Please quote every line word for word.

== Listed records ==

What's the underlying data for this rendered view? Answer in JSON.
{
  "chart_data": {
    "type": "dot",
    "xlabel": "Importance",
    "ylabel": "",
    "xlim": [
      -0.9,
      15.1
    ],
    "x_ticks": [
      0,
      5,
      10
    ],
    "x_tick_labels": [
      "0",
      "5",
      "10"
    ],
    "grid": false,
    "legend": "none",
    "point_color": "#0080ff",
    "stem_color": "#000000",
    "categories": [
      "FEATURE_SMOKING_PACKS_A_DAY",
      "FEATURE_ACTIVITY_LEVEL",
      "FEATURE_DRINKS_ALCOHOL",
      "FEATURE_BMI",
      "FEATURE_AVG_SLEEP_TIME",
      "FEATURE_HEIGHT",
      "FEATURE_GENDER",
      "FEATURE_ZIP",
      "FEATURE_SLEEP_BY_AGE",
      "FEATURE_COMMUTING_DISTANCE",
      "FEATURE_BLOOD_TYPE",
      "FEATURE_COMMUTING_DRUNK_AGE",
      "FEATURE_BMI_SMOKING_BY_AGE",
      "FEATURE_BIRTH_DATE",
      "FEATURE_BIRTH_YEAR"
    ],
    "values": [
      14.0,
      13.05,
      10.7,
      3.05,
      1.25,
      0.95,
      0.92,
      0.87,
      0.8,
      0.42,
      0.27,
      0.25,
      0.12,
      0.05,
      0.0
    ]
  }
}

===

- **Expected output**
What's the underlying data for this rendered view? Answer in JSON.
{
  "chart_data": {
    "type": "dot",
    "xlabel": "Importance",
    "ylabel": "",
    "xlim": [
      -0.9,
      15.1
    ],
    "x_ticks": [
      0,
      5,
      10
    ],
    "x_tick_labels": [
      "0",
      "5",
      "10"
    ],
    "grid": false,
    "legend": "none",
    "point_color": "#0080ff",
    "stem_color": "#000000",
    "categories": [
      "FEATURE_SMOKING_PACKS_A_DAY",
      "FEATURE_ACTIVITY_LEVEL",
      "FEATURE_DRINKS_ALCOHOL",
      "FEATURE_BMI",
      "FEATURE_AVG_SLEEP_TIME",
      "FEATURE_HEIGHT",
      "FEATURE_GENDER",
      "FEATURE_ZIP",
      "FEATURE_SLEEP_BY_AGE",
      "FEATURE_COMMUTING_DISTANCE",
      "FEATURE_BLOOD_TYPE",
      "FEATURE_COMMUTING_DRUNK_AGE",
      "FEATURE_BMI_SMOKING_BY_AGE",
      "FEATURE_BIRTH_DATE",
      "FEATURE_BIRTH_YEAR"
    ],
    "values": [
      14.0,
      13.05,
      10.7,
      3.05,
      1.25,
      0.95,
      0.92,
      0.87,
      0.8,
      0.42,
      0.27,
      0.25,
      0.12,
      0.05,
      0.0
    ]
  }
}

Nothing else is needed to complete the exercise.